## PROBLEM DESCRIPTION
In the code excerpt below, what variable name is given to the numpy array?

## READING TEXT
-- Opening Marker --
In order for me to run my algorithm on the data, I need to first organize it into numpy arrays as follows:
F_2 = np.array([
[0,0,1,0,0,0,0,0,0,0,0,0,0],
[-1323574716436937/2251799813685248,-7286977229400801/9007199254740992,0,1,0,0,0,0,0,0,0,0,0],
[-8566355578160561/9007199254740992,5566755204060609/18014398509481984,0,0,1,0,0,0,0,0,0,0,0],
[0,1,0,0,0,1,0,0,0,0,0,0,0],
[8566355578160561/9007199254740992,5566755204060609/18014398509481984,0,0,0,0,1,0,0,0,0,0,0],
[1323574716436937/2251799813685248,-7286977229400801/9007199254740992,0,0,0,0,0,1,0,0,0,0,0],
[-4044484486813853/18014398509481984,5566755204060609/18014398509481984,0,0,0,0,0,0,1,0,0,0,0],
[4044484486813853/18014398509481984,5566755204060609/18014398509481984,0,0,0,0,0,0,0,1,0,0,0],
[0,-6880887921216781/18014398509481984,0,0,0,0,0,0,0,0,0,1,0],
[1000927696824871/2251799813685248,-6629910960894707/18014398509481984,0,0,0,0,0,0,0,0,0,0,1],
[0,0,2,0,0,0,0,0,0,0,0,0,0],
[-1323574716436937/2251799813685248,-7286977229400801/9007199254740992,0,2,0,0,0,0,0,0,0,0,0],
[-8566355578160561/9007199254740992,5566755204060609/18014398509481984,0,0,2,0,0,0,0,0,0,0,0],
[0,1,0,0,0,2,0,0,0,0,0,0,0],
[8566355578160561/9007199254740992,5566755204060609/18014398509481984,0,0,0,0,2,0,0,0,0,0,0],
[1323574716436937/2251799813685248,-7286977229400801/9007199254740992,0,0,0,0,0,2,0,0,0,0,0],
[-4044484486813853/18014398509481984,5566755204060609/18014398509481984,0,0,0,0,0,0,2,0,0,0,0],
[4044484486813853/18014398509481984,5566755204060609/18014398509481984,0,0,0,0,0,0,0,2,0,0,0],
[0,-6880887921216781/18014398509481984,0,0,0,0,0,0,0,0,0,2,0],
[1000927696824871/2251799813685248,-6629910960894707/18014398509481984,0,0,0,0,0,0,0,0,0,0,2]
])
-- Closing Marker --
## RECORDS
-- Opening Marker --
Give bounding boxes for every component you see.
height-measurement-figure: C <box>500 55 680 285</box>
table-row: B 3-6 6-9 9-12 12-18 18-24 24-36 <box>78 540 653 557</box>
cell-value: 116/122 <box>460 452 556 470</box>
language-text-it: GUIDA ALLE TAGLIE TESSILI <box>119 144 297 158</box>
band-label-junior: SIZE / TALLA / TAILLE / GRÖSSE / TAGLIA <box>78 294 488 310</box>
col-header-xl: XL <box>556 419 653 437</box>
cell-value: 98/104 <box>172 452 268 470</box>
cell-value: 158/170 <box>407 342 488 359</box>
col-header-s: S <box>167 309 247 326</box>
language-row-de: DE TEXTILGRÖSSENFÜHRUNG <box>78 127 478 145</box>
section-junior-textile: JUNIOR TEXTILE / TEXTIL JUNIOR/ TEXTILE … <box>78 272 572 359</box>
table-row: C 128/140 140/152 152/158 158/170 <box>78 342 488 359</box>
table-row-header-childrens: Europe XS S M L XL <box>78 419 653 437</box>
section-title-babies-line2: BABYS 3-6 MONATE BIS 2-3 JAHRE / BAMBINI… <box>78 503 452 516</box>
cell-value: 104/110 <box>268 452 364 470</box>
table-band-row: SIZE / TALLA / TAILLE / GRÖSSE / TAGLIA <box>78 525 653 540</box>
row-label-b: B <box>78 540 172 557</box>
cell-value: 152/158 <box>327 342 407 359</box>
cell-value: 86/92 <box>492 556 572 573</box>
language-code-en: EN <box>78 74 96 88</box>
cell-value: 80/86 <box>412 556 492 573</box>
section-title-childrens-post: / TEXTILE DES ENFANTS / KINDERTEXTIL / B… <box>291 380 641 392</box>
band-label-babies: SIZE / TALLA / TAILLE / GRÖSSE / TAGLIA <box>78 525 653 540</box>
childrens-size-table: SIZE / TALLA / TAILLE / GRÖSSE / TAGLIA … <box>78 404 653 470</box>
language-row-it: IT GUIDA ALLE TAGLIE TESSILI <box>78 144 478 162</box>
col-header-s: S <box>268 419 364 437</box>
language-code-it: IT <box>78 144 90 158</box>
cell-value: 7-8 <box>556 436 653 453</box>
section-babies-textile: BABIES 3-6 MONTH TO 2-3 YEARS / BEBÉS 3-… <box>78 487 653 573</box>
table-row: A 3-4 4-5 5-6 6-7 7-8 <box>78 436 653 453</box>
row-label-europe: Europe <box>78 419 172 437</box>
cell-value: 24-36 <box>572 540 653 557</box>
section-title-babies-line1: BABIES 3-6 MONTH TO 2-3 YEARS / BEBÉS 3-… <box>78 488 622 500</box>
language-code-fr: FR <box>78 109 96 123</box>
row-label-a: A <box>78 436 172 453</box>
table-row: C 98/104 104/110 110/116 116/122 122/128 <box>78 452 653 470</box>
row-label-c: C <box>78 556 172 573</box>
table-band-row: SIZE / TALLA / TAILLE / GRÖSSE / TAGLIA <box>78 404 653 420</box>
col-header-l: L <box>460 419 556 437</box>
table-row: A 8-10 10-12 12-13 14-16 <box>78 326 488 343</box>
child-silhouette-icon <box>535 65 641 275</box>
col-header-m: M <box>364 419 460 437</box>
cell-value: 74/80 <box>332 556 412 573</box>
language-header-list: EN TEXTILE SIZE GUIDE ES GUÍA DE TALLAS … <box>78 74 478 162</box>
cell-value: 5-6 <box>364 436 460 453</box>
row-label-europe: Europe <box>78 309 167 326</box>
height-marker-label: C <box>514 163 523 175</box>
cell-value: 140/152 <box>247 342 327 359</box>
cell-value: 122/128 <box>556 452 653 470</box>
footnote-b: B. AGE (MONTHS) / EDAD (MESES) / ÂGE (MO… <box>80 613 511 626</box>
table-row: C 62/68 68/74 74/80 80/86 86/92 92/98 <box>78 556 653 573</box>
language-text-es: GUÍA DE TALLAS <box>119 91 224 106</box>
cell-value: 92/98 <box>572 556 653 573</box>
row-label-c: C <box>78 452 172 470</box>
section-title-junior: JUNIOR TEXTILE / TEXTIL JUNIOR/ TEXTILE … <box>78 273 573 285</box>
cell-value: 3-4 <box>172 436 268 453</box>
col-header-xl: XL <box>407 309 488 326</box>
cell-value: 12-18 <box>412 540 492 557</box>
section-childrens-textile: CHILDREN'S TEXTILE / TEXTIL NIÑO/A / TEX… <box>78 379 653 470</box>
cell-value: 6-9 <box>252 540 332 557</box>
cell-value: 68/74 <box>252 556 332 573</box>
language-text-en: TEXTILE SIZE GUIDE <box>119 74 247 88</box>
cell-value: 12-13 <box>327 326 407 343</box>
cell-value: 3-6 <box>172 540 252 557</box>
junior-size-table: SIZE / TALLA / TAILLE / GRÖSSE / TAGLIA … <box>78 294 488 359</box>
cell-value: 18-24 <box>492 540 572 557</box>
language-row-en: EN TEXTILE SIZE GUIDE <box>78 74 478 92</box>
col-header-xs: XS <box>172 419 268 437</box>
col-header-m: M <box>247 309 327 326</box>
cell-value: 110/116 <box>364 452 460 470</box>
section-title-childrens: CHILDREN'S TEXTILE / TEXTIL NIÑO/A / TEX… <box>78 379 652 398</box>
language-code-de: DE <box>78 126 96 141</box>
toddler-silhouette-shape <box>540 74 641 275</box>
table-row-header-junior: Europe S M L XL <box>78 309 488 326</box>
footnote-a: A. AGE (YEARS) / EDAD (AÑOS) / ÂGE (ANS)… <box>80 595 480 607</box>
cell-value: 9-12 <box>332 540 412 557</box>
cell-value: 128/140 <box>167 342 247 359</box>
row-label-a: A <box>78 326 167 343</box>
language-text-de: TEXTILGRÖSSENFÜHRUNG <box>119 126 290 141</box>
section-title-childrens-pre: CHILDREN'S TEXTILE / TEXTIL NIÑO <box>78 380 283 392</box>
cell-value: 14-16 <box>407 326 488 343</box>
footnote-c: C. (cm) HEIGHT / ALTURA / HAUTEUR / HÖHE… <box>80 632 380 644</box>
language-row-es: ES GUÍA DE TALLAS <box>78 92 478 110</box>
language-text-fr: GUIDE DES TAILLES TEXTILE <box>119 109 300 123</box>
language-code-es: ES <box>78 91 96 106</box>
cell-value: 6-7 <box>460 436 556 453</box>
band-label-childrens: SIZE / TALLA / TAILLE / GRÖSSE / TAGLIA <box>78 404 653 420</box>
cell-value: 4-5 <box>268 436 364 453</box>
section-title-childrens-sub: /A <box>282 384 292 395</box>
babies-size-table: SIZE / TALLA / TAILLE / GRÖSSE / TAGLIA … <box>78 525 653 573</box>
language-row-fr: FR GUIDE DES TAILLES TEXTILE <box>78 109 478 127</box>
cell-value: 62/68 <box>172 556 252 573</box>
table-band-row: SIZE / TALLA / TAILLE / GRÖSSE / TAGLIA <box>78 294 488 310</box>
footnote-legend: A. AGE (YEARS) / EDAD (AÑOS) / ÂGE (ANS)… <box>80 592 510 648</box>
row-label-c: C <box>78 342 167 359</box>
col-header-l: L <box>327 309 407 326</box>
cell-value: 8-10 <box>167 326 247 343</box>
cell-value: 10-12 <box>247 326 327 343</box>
-- Closing Marker --
## YOUR RESPONSE
F_2